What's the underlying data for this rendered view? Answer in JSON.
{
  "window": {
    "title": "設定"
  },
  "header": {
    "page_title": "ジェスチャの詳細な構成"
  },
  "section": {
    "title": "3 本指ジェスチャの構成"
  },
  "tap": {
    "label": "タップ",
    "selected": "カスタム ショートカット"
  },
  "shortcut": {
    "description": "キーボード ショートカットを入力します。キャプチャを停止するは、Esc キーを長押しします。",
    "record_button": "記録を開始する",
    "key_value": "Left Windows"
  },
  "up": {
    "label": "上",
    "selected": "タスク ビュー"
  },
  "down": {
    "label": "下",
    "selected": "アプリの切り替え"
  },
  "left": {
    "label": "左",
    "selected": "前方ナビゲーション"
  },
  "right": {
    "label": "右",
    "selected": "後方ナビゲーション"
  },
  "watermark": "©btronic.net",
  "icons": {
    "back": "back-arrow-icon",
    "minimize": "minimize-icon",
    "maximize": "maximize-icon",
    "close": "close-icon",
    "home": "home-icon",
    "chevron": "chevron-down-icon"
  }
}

--

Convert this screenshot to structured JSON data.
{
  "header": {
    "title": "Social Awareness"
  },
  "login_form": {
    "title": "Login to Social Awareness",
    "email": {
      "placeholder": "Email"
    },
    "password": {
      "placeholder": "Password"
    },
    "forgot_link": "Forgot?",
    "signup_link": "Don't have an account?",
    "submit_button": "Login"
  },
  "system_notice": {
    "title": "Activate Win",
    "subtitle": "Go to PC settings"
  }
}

Written problem
Copy every line of the listing that includes the string "this".

Task response
What's the underlying data for this rendered view? Answer in JSON.
Convert this screenshot to structured JSON data.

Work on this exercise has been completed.